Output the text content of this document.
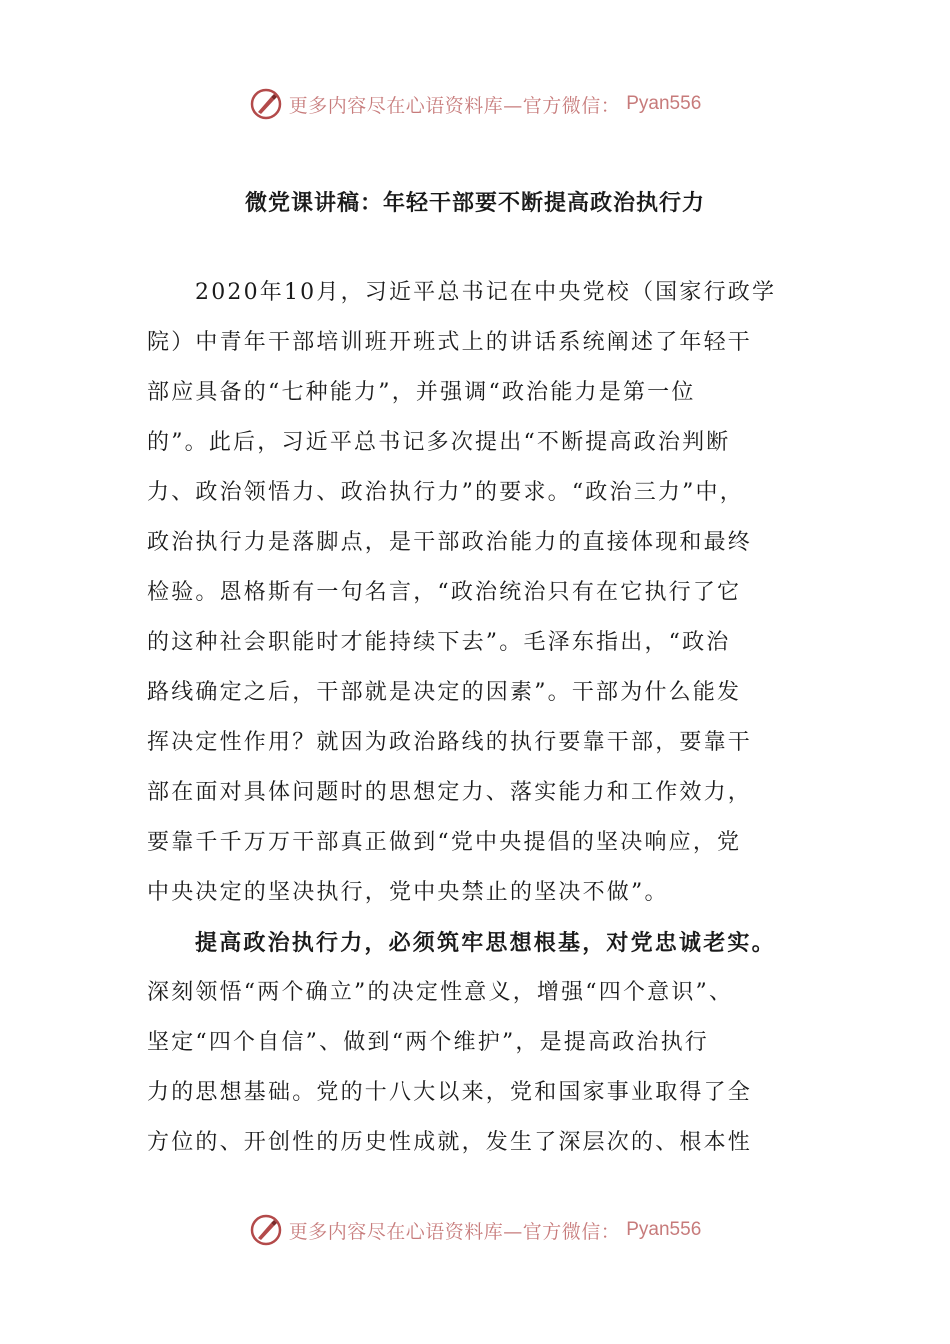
更多内容尽在心语资料库—官方微信： Pyan556
微党课讲稿：年轻干部要不断提高政治执行力
2020年10月，习近平总书记在中央党校（国家行政学
院）中青年干部培训班开班式上的讲话系统阐述了年轻干
部应具备的“七种能力”，并强调“政治能力是第一位
的”。此后，习近平总书记多次提出“不断提高政治判断
力、政治领悟力、政治执行力”的要求。“政治三力”中，
政治执行力是落脚点，是干部政治能力的直接体现和最终
检验。恩格斯有一句名言，“政治统治只有在它执行了它
的这种社会职能时才能持续下去”。毛泽东指出，“政治
路线确定之后，干部就是决定的因素”。干部为什么能发
挥决定性作用？就因为政治路线的执行要靠干部，要靠干
部在面对具体问题时的思想定力、落实能力和工作效力，
要靠千千万万干部真正做到“党中央提倡的坚决响应，党
中央决定的坚决执行，党中央禁止的坚决不做”。
提高政治执行力，必须筑牢思想根基，对党忠诚老实。
深刻领悟“两个确立”的决定性意义，增强“四个意识”、
坚定“四个自信”、做到“两个维护”，是提高政治执行
力的思想基础。党的十八大以来，党和国家事业取得了全
方位的、开创性的历史性成就，发生了深层次的、根本性
更多内容尽在心语资料库—官方微信： Pyan556
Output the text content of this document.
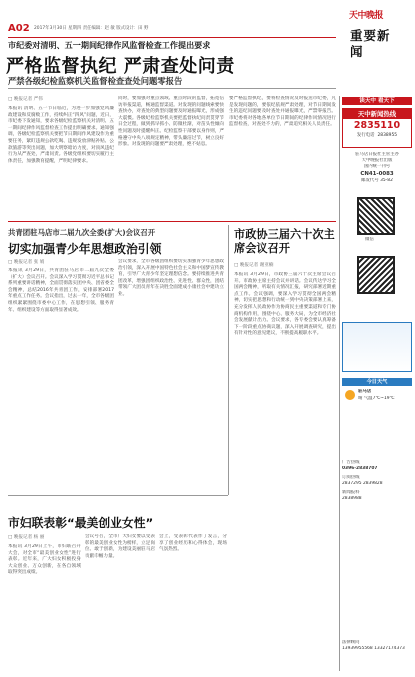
A02 2017年3月30日 星期四 责任编辑：赵 敏 版式设计：田 野
天中晚报
重要新闻
市纪委对清明、五一期间纪律作风监督检查工作提出要求
严格监督执纪 严肃查处问责
严禁各级纪检监察机关监督检查查处问题零报告
□ 晚报记者 严伟
本报讯 清明、五一节日临近，为进一步加强党风廉政建设和反腐败工作，持续纠正“四风”问题，近日，市纪委下发通知，要求各级纪检监察机关对清明、五一期间纪律作风监督检查工作提出明确要求。通知强调，各级纪检监察机关要把节日期间作风建设作为重要任务，紧盯违规公款吃喝、违规发放津贴补贴、公款旅游等突出问题，加大明察暗访力度，对顶风违纪行为从严查处，严肃问责。各级党组织要切实履行主体责任，加强教育提醒，严明纪律要求。
同时，要加强对重点领域、重点时段的监督，拓宽信访举报渠道，畅通监督渠道。对发现的问题线索要快查快办，对查处的典型问题要及时通报曝光，形成强大震慑。各级纪检监察机关要把监督执纪问责贯穿节日全过程，做到抓早抓小、防微杜渐，对苗头性倾向性问题及时提醒纠正。纪检监察干部要以身作则，严格遵守中央八项规定精神，带头廉洁过节，树立良好形象。对发现的问题要严肃处理，绝不姑息。
要严格监督执纪，要将检查情况及时报送市纪委，凡是发现问题的，要依纪依规严肃处理，对节日期间发生的违纪问题要及时查处并通报曝光，严禁零报告。市纪委将对各地各单位节日期间的纪律作风情况进行监督检查，对查处不力的，严肃追究相关人员责任。
共青团驻马店市二届九次全委(扩大)会议召开
切实加强青少年思想政治引领
□ 晚报记者 张 娟
本报讯 3月29日，共青团驻马店市二届九次全委（扩大）会议召开。会议深入学习贯彻习近平总书记系列重要讲话精神，全面贯彻落实团中央、团省委全会精神，总结2016年共青团工作，安排部署2017年重点工作任务。会议指出，过去一年，全市各级团组织紧紧围绕市委中心工作，在思想引领、服务青年、组织建设等方面取得显著成效。
会议要求，全市各级团组织要切实加强青少年思想政治引领，深入开展中国特色社会主义和中国梦宣传教育，引导广大青少年坚定理想信念。要持续推进共青团改革，增强团组织政治性、先进性、群众性，团结带领广大团员青年在决胜全面建成小康社会中建功立业。
市政协三届六十次主席会议召开
□ 晚报记者 谢亚楠
本报讯 3月29日，市政协三届六十次主席会议召开。市政协主席主持会议并讲话。会议传达学习全国两会精神，听取有关情况汇报，研究部署近期重点工作。会议强调，要深入学习贯彻全国两会精神，切实把思想和行动统一到中央决策部署上来，充分发挥人民政协作为协商民主重要渠道和专门协商机构作用，围绕中心、服务大局，为全市经济社会发展献计出力。会议要求，各专委会要认真筹备下一阶段重点协商议题，深入开展调查研究，提出有针对性的意见建议，不断提高履职水平。
市妇联表彰“最美创业女性”
□ 晚报记者 杨 丽
本报讯 3月29日上午，市妇联召开大会，对全市“最美创业女性”进行表彰。近年来，广大妇女积极投身大众创业、万众创新，在各自领域取得突出成绩。
会议号召，全市广大妇女要以受表彰的最美创业女性为榜样，立足岗位、敢于创新，为建设美丽驻马店贡献巾帼力量。
会上，受表彰代表作了发言，分享了创业经历和心得体会，现场气氛热烈。
读天中 看天下
天中新闻热线
2835110
发行电话 2838955
驻马店日报社主管主办
天中晚报社出版
国内统一刊号
CN41-0083
邮发代号 35-82
微信
今日天气
驻马店
晴 气温7℃~19℃
广告热线
0396-2838707
订阅热线
2837295 2839828
新闻报料
2838988
法律顾问
13939955568 13327174373
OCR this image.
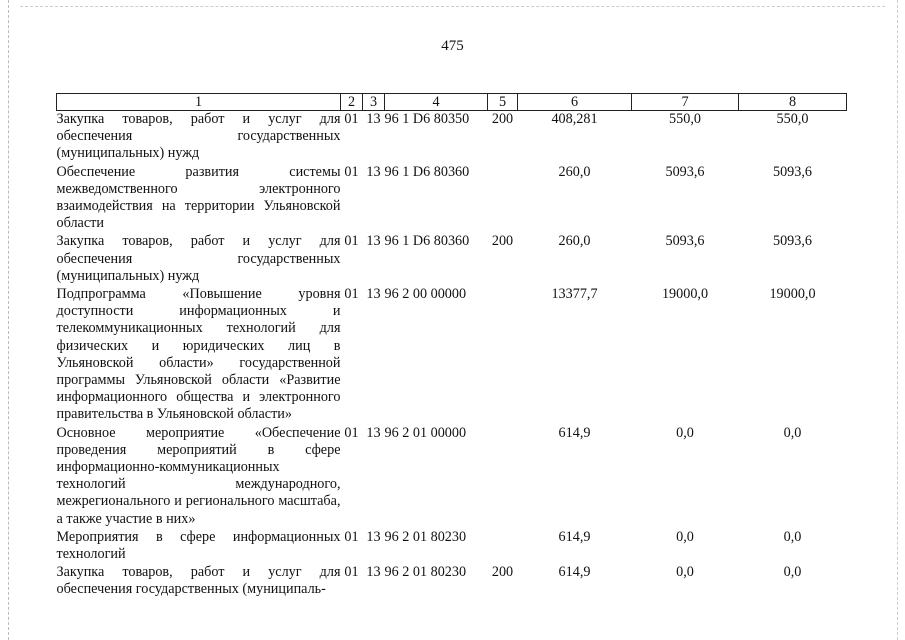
475
1	2	3	4	5	6	7	8
Закупка товаров, работ и услуг для обеспечения государственных (муниципальных) нужд	01	13	96 1 D6 80350	200	408,281	550,0	550,0
Обеспечение развития системы межведомственного электронного взаимодействия на территории Ульяновской области	01	13	96 1 D6 80360		260,0	5093,6	5093,6
Закупка товаров, работ и услуг для обеспечения государственных (муниципальных) нужд	01	13	96 1 D6 80360	200	260,0	5093,6	5093,6
Подпрограмма «Повышение уровня доступности информационных и телекоммуникационных технологий для физических и юридических лиц в Ульяновской области» государственной программы Ульяновской области «Развитие информационного общества и электронного правительства в Ульяновской области»	01	13	96 2 00 00000		13377,7	19000,0	19000,0
Основное мероприятие «Обеспечение проведения мероприятий в сфере информационно-коммуникационных технологий международного, межрегионального и регионального масштаба, а также участие в них»	01	13	96 2 01 00000		614,9	0,0	0,0
Мероприятия в сфере информационных технологий	01	13	96 2 01 80230		614,9	0,0	0,0
Закупка товаров, работ и услуг для обеспечения государственных (муниципаль-	01	13	96 2 01 80230	200	614,9	0,0	0,0
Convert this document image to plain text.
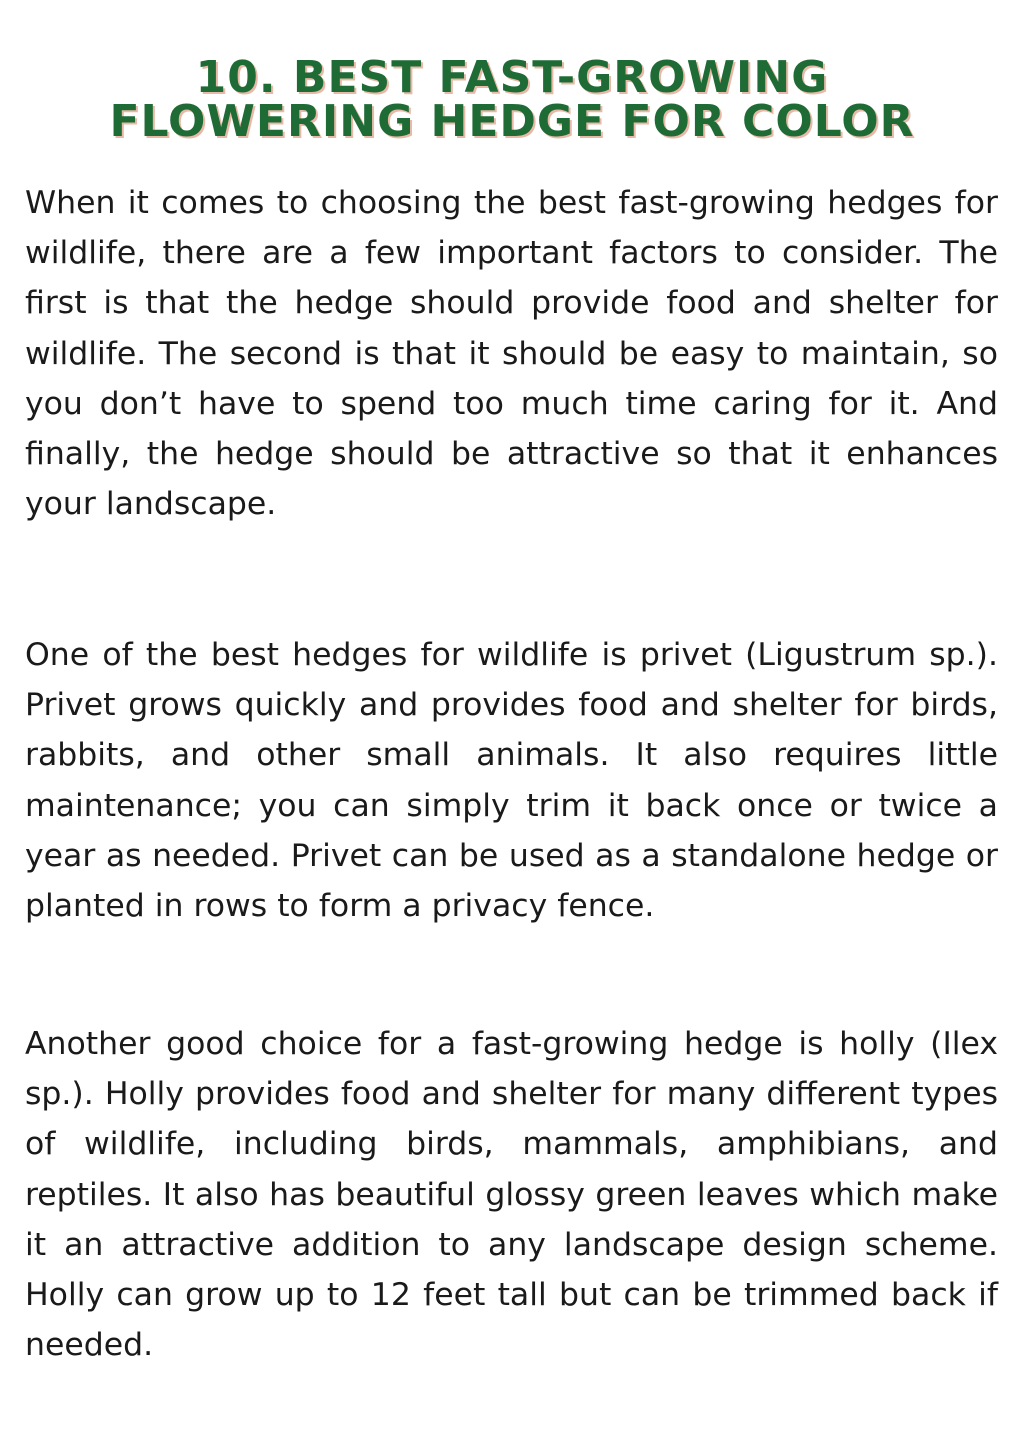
10. BEST FAST-GROWING
FLOWERING HEDGE FOR COLOR

When it comes to choosing the best fast-growing hedges for wildlife, there are a few important factors to consider. The first is that the hedge should provide food and shelter for wildlife. The second is that it should be easy to maintain, so you don’t have to spend too much time caring for it. And finally, the hedge should be attractive so that it enhances your landscape.

One of the best hedges for wildlife is privet (Ligustrum sp.). Privet grows quickly and provides food and shelter for birds, rabbits, and other small animals. It also requires little maintenance; you can simply trim it back once or twice a year as needed. Privet can be used as a standalone hedge or planted in rows to form a privacy fence.

Another good choice for a fast-growing hedge is holly (Ilex sp.). Holly provides food and shelter for many different types of wildlife, including birds, mammals, amphibians, and reptiles. It also has beautiful glossy green leaves which make it an attractive addition to any landscape design scheme. Holly can grow up to 12 feet tall but can be trimmed back if needed.
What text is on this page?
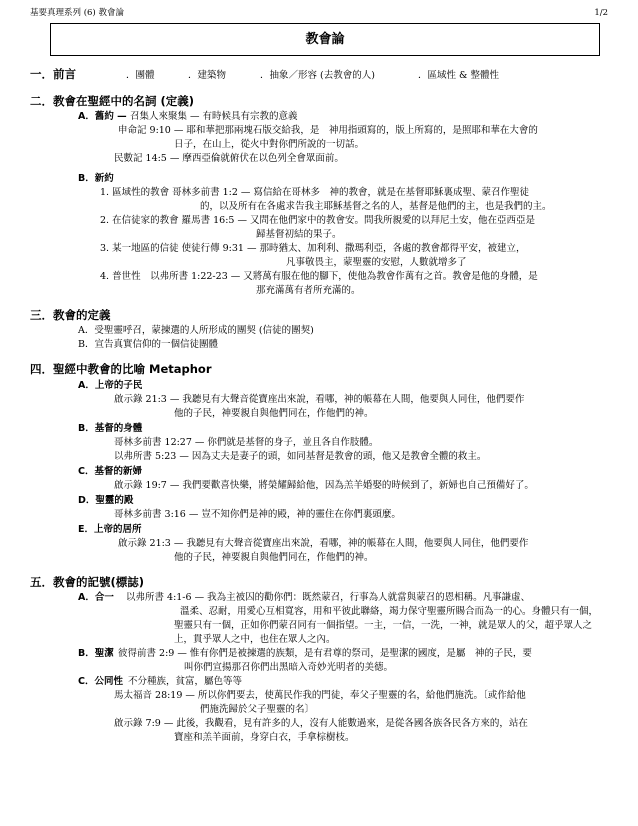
基要真理系列 (6) 教會論	1/2
教會論
一．前言	．團體	．建築物	．抽象／形容 (去教會的人)	．區域性 & 整體性
二．教會在聖經中的名詞 (定義)
A．舊約 — 召集人來聚集 — 有時候具有宗教的意義
申命記 9:10 — 耶和華把那兩塊石版交給我，是　神用指頭寫的，版上所寫的，是照耶和華在大會的
日子，在山上，從火中對你們所說的一切話。
民數記 14:5 — 摩西亞倫就俯伏在以色列全會眾面前。
B．新約
1. 區域性的教會 哥林多前書 1:2 — 寫信給在哥林多　神的教會，就是在基督耶穌裏成聖、蒙召作聖徒
的，以及所有在各處求告我主耶穌基督之名的人，基督是他們的主，也是我們的主。
2. 在信徒家的教會 羅馬書 16:5 — 又問在他們家中的教會安。問我所親愛的以拜尼土安，他在亞西亞是
歸基督初結的果子。
3. 某一地區的信徒 使徒行傳 9:31 — 那時猶太、加利利、撒瑪利亞，各處的教會都得平安，被建立，
凡事敬畏主，蒙聖靈的安慰，人數就增多了
4. 普世性　以弗所書 1:22-23 — 又將萬有服在他的腳下，使他為教會作萬有之首。教會是他的身體，是
那充滿萬有者所充滿的。
三．教會的定義
A．受聖靈呼召，蒙揀選的人所形成的團契 (信徒的團契)
B．宣告真實信仰的一個信徒團體
四．聖經中教會的比喻 Metaphor
A．上帝的子民
啟示錄 21:3 — 我聽見有大聲音從寶座出來說，看哪，神的帳幕在人間，他要與人同住，他們要作
他的子民，神要親自與他們同在，作他們的神。
B．基督的身體
哥林多前書 12:27 — 你們就是基督的身子，並且各自作肢體。
以弗所書 5:23 — 因為丈夫是妻子的頭，如同基督是教會的頭，他又是教會全體的救主。
C．基督的新婦
啟示錄 19:7 — 我們要歡喜快樂，將榮耀歸給他，因為羔羊婚娶的時候到了，新婦也自己預備好了。
D．聖靈的殿
哥林多前書 3:16 — 豈不知你們是神的殿，神的靈住在你們裏頭麼。
E．上帝的居所
啟示錄 21:3 — 我聽見有大聲音從寶座出來說，看哪，神的帳幕在人間，他要與人同住，他們要作
他的子民，神要親自與他們同在，作他們的神。
五．教會的記號(標誌)
A．合一 以弗所書 4:1-6 — 我為主被囚的勸你們：既然蒙召，行事為人就當與蒙召的恩相稱。凡事謙虛、
溫柔、忍耐，用愛心互相寬容，用和平彼此聯絡，竭力保守聖靈所賜合而為一的心。身體只有一個，
聖靈只有一個，正如你們蒙召同有一個指望。一主，一信，一洗，一神，就是眾人的父，超乎眾人之
上，貫乎眾人之中，也住在眾人之內。
B．聖潔 彼得前書 2:9 — 惟有你們是被揀選的族類，是有君尊的祭司，是聖潔的國度，是屬　神的子民，要
叫你們宣揚那召你們出黑暗入奇妙光明者的美德。
C．公同性 不分種族，貧富，屬色等等
馬太福音 28:19 — 所以你們要去，使萬民作我的門徒，奉父子聖靈的名，給他們施洗。〔或作給他
們施洗歸於父子聖靈的名〕
啟示錄 7:9 — 此後，我觀看，見有許多的人，沒有人能數過來，是從各國各族各民各方來的，站在
寶座和羔羊面前，身穿白衣，手拿棕樹枝。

━━━━━━━━━━

EXERCISE:
Copy every line in the records above that contains the word "области".

FINAL RESULT:
Обеспечение развития системы межведомственного электронного взаимодействия на территории Ульяновской области	01	13	96 1 D6 80360		260,0	5093,6	5093,6
Подпрограмма «Повышение уровня доступности информационных и телекоммуникационных технологий для физических и юридических лиц в Ульяновской области» государственной программы Ульяновской области «Развитие информационного общества и электронного правительства в Ульяновской области»	01	13	96 2 00 00000		13377,7	19000,0	19000,0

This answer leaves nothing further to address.